◆ THE PROBLEM ◆
Count the lines in the records below that contain the word "ASTM", and reply with only that number.

◆ MATERIAL PROVIDED ◆
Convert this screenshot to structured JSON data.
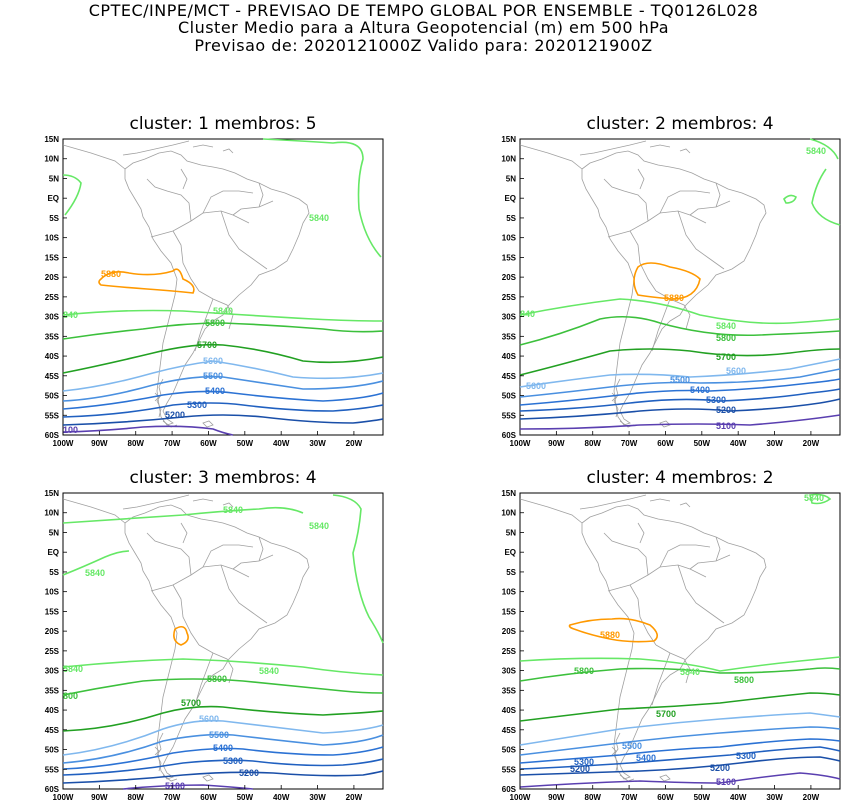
{
  "header": {
    "line1": "CPTEC/INPE/MCT - PREVISAO DE TEMPO GLOBAL POR ENSEMBLE - TQ0126L028",
    "line2": "Cluster Medio para a Altura Geopotencial (m) em 500 hPa",
    "line3": "Previsao de: 2020121000Z    Valido para: 2020121900Z"
  },
  "axes": {
    "lat_labels": [
      "15N",
      "10N",
      "5N",
      "EQ",
      "5S",
      "10S",
      "15S",
      "20S",
      "25S",
      "30S",
      "35S",
      "40S",
      "45S",
      "50S",
      "55S",
      "60S"
    ],
    "lon_labels": [
      "100W",
      "90W",
      "80W",
      "70W",
      "60W",
      "50W",
      "40W",
      "30W",
      "20W"
    ]
  },
  "colors": {
    "c5100": "#5a3fb0",
    "c5200": "#1a4fa8",
    "c5300": "#2060c0",
    "c5400": "#2b72d4",
    "c5500": "#4a90e0",
    "c5600": "#80b8ee",
    "c5700": "#22a022",
    "c5800": "#3cc03c",
    "c5840": "#66e866",
    "c5880": "#ff9900",
    "land": "#a0a0a0"
  },
  "panels": [
    {
      "title": "cluster: 1   membros: 5",
      "labels": {
        "l5880": "5880",
        "l5840a": "5840",
        "l5840b": "5840",
        "l5840c": "840",
        "l5800": "5800",
        "l5700": "5700",
        "l5600": "5600",
        "l5500": "5500",
        "l5400": "5400",
        "l5300": "5300",
        "l5200": "5200",
        "l5100": "100"
      }
    },
    {
      "title": "cluster: 2   membros: 4",
      "labels": {
        "l5880": "5880",
        "l5840a": "5840",
        "l5840b": "5840",
        "l5840c": "840",
        "l5800": "5800",
        "l5700": "5700",
        "l5600": "5600",
        "l5600b": "5600",
        "l5500": "5500",
        "l5400": "5400",
        "l5300": "5300",
        "l5200": "5200",
        "l5100": "5100"
      }
    },
    {
      "title": "cluster: 3   membros: 4",
      "labels": {
        "l5840a": "5840",
        "l5840b": "5840",
        "l5840c": "5840",
        "l5840d": "5840",
        "l5840e": "5840",
        "l5800": "5800",
        "l5800b": "800",
        "l5700": "5700",
        "l5600": "5600",
        "l5500": "5500",
        "l5400": "5400",
        "l5300": "5300",
        "l5200": "5200",
        "l5100": "5100"
      }
    },
    {
      "title": "cluster: 4   membros: 2",
      "labels": {
        "l5880": "5880",
        "l5840a": "5840",
        "l5840b": "5840",
        "l5800a": "5800",
        "l5800b": "5800",
        "l5700": "5700",
        "l5500": "5500",
        "l5400": "5400",
        "l5300a": "5300",
        "l5300b": "5300",
        "l5200a": "5200",
        "l5200b": "5200",
        "l5100": "5100"
      }
    }
  ]
}
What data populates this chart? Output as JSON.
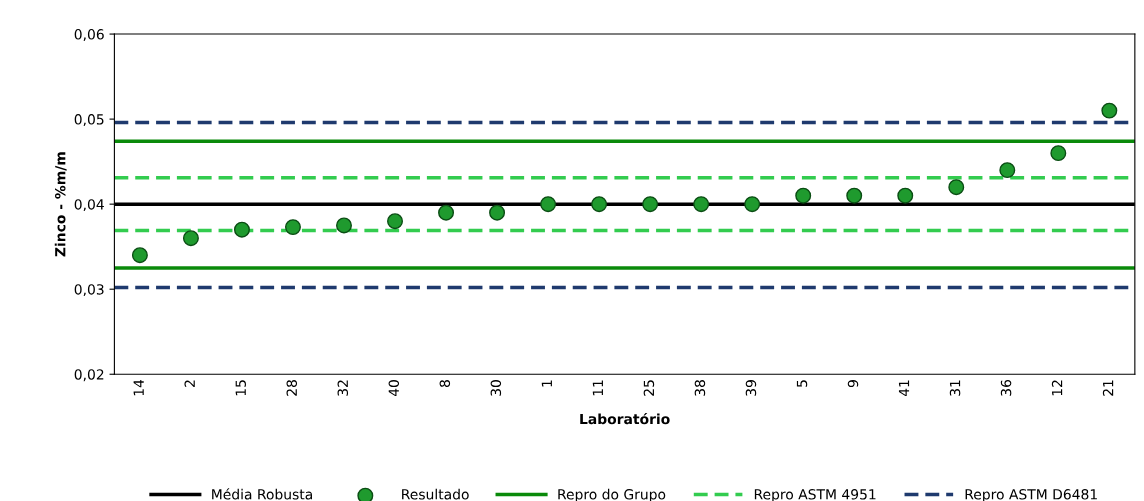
{
  "chart_data": {
    "type": "scatter",
    "xlabel": "Laboratório",
    "ylabel": "Zinco - %m/m",
    "categories": [
      "14",
      "2",
      "15",
      "28",
      "32",
      "40",
      "8",
      "30",
      "1",
      "11",
      "25",
      "38",
      "39",
      "5",
      "9",
      "41",
      "31",
      "36",
      "12",
      "21"
    ],
    "series": [
      {
        "name": "Resultado",
        "color": "#1f9a2e",
        "values": [
          0.034,
          0.036,
          0.037,
          0.0373,
          0.0375,
          0.038,
          0.039,
          0.039,
          0.04,
          0.04,
          0.04,
          0.04,
          0.04,
          0.041,
          0.041,
          0.041,
          0.042,
          0.044,
          0.046,
          0.051
        ]
      }
    ],
    "marker": "circle",
    "ylim": [
      0.02,
      0.06
    ],
    "yticks": [
      {
        "value": 0.02,
        "label": "0,02"
      },
      {
        "value": 0.03,
        "label": "0,03"
      },
      {
        "value": 0.04,
        "label": "0,04"
      },
      {
        "value": 0.05,
        "label": "0,05"
      },
      {
        "value": 0.06,
        "label": "0,06"
      }
    ],
    "ref_lines": [
      {
        "axis": "y",
        "value": 0.04,
        "label": "Média Robusta",
        "color": "#000000",
        "line_style": "solid"
      },
      {
        "axis": "y",
        "value": 0.0474,
        "label": "Repro do Grupo",
        "color": "#0a8a0a",
        "line_style": "solid"
      },
      {
        "axis": "y",
        "value": 0.0325,
        "color": "#0a8a0a",
        "line_style": "solid"
      },
      {
        "axis": "y",
        "value": 0.0431,
        "label": "Repro ASTM 4951",
        "color": "#33cc4f",
        "line_style": "dashed"
      },
      {
        "axis": "y",
        "value": 0.0369,
        "color": "#33cc4f",
        "line_style": "dashed"
      },
      {
        "axis": "y",
        "value": 0.0496,
        "label": "Repro ASTM D6481",
        "color": "#1f3a6e",
        "line_style": "dashed"
      },
      {
        "axis": "y",
        "value": 0.0302,
        "color": "#1f3a6e",
        "line_style": "dashed"
      }
    ],
    "grid": false,
    "legend": "bottom"
  }
}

◆ SOLUTION TO THE PROBLEM ◆
2